>> BEGIN Source material

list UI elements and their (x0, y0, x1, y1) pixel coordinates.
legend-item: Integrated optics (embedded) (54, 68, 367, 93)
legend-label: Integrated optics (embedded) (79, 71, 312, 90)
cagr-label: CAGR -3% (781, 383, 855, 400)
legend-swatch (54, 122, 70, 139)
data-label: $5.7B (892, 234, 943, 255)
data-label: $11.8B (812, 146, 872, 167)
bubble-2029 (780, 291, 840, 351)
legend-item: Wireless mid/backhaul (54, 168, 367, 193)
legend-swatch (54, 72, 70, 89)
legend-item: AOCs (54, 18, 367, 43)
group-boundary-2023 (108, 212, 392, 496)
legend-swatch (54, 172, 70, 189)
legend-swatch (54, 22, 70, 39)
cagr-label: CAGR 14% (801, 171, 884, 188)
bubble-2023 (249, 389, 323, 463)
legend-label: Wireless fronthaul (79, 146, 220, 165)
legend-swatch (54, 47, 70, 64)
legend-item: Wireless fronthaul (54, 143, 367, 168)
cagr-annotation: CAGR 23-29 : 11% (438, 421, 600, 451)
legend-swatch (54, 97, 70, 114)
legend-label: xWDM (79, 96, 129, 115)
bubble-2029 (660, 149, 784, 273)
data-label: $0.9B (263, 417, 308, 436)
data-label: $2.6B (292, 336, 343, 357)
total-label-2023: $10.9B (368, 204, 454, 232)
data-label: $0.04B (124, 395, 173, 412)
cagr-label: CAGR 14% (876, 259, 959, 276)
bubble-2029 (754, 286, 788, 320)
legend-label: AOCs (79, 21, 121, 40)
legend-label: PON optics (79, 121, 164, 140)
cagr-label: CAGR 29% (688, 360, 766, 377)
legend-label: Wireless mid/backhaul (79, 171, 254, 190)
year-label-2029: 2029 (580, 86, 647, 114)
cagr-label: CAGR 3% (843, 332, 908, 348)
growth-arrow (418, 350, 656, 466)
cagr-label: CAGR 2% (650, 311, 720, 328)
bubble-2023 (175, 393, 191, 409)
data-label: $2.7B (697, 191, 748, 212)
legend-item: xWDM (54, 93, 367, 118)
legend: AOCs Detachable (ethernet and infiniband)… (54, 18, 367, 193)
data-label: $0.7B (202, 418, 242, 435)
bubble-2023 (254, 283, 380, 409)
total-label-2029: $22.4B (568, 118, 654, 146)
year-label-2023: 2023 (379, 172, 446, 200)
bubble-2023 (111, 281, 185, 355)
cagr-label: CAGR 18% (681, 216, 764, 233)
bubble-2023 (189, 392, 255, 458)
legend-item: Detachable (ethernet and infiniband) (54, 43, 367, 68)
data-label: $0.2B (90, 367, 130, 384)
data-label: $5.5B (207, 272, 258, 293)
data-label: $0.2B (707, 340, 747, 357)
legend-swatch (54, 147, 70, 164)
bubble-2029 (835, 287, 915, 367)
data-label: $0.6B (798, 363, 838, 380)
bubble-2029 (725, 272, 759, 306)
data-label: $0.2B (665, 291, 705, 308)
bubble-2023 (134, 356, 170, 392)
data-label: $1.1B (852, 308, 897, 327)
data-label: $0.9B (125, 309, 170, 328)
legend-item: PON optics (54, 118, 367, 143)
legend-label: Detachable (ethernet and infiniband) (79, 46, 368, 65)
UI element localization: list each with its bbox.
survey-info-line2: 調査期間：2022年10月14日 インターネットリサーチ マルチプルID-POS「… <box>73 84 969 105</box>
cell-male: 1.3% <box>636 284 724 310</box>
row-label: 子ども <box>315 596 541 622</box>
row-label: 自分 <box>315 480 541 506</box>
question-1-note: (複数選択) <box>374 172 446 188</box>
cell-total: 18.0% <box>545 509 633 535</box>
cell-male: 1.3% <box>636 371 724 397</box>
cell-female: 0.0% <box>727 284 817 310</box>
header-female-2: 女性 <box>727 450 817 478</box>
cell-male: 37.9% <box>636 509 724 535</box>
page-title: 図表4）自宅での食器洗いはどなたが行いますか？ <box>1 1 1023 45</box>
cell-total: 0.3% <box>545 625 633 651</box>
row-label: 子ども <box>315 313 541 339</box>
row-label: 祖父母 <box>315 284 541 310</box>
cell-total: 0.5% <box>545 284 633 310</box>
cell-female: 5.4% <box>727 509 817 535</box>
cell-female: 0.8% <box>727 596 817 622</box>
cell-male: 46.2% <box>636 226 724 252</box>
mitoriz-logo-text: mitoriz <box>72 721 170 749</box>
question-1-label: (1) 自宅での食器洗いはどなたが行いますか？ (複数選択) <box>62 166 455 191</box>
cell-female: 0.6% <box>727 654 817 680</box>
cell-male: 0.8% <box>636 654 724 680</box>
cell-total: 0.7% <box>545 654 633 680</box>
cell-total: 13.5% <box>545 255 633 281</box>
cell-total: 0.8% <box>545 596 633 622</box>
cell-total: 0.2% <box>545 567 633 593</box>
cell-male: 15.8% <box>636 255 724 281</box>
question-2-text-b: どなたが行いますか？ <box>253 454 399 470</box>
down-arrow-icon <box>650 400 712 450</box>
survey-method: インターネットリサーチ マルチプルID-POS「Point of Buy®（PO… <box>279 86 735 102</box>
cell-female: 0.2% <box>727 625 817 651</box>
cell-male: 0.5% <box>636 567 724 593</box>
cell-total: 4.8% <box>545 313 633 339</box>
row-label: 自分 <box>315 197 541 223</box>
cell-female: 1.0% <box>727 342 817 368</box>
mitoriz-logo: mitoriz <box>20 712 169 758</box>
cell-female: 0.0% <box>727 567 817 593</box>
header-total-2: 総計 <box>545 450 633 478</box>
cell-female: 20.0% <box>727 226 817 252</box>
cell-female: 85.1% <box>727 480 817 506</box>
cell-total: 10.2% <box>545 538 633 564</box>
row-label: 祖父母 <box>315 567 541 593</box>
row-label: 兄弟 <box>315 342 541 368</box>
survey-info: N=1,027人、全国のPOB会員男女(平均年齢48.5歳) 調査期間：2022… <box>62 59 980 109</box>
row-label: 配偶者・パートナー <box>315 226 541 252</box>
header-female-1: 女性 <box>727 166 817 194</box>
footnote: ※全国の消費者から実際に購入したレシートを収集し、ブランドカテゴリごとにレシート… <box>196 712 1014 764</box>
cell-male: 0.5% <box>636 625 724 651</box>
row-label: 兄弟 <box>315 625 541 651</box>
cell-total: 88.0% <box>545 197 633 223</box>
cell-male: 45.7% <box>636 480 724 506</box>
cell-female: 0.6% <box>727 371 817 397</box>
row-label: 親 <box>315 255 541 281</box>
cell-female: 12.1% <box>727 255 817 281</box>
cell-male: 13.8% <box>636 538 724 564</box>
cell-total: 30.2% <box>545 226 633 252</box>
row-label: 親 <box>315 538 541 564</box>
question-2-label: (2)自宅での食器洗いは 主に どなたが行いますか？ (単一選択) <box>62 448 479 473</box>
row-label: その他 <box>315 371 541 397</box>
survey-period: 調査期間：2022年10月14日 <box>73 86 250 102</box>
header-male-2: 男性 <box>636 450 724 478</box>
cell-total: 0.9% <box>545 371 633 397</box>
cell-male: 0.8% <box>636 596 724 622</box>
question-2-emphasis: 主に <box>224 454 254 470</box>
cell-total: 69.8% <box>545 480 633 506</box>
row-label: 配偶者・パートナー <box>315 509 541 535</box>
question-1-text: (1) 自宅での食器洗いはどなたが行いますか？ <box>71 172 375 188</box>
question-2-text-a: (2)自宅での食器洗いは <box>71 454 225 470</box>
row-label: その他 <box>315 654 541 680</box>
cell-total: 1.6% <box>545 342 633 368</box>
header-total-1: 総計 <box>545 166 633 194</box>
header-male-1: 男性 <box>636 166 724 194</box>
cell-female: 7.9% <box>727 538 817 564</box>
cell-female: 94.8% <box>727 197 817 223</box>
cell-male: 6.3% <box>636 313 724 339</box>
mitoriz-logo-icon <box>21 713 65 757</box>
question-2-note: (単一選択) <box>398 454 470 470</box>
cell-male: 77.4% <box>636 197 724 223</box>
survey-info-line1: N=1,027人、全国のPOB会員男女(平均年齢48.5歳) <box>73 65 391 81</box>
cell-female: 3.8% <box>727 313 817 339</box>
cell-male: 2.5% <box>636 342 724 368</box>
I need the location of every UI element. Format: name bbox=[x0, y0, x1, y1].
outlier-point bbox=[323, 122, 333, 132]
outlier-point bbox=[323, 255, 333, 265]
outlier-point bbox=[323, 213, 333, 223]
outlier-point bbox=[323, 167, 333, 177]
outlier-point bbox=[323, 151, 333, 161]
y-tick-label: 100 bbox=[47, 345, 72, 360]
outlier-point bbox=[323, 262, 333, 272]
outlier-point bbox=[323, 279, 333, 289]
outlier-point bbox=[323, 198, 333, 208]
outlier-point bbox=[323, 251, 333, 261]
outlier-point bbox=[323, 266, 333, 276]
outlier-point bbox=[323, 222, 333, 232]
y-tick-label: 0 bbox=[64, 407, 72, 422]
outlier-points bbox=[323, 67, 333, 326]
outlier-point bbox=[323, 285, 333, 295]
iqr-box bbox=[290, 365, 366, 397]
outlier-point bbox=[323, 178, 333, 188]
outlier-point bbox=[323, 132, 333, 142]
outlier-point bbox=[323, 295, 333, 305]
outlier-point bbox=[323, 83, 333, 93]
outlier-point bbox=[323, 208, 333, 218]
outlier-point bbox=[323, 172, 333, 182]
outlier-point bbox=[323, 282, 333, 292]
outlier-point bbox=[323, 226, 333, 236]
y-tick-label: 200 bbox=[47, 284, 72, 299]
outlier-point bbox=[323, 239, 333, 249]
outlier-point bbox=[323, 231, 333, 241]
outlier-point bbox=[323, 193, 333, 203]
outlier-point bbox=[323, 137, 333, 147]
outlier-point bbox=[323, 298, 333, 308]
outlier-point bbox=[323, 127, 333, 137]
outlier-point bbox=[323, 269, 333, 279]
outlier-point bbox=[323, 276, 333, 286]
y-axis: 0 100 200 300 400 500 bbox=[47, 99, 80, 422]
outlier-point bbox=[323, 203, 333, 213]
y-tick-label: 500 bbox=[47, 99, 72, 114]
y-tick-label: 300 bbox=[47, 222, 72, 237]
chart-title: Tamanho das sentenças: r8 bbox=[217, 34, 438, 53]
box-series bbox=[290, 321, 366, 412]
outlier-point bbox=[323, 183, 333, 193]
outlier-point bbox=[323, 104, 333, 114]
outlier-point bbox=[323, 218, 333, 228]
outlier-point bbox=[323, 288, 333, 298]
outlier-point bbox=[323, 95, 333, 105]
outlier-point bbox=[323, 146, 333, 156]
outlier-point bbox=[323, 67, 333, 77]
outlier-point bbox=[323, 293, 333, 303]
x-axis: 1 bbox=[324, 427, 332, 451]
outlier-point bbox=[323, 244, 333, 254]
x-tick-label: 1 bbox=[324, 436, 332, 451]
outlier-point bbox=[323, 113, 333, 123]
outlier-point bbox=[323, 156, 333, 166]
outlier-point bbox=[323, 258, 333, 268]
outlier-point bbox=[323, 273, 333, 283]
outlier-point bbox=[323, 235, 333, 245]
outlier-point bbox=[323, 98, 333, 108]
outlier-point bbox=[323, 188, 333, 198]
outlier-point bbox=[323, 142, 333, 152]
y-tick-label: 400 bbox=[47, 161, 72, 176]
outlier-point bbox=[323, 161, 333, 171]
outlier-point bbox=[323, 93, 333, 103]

>> END Source material

Count the lines in the records above that contain the string "question", treating uppercase and lowercase as different. Give only the number.

### Solution for this task
8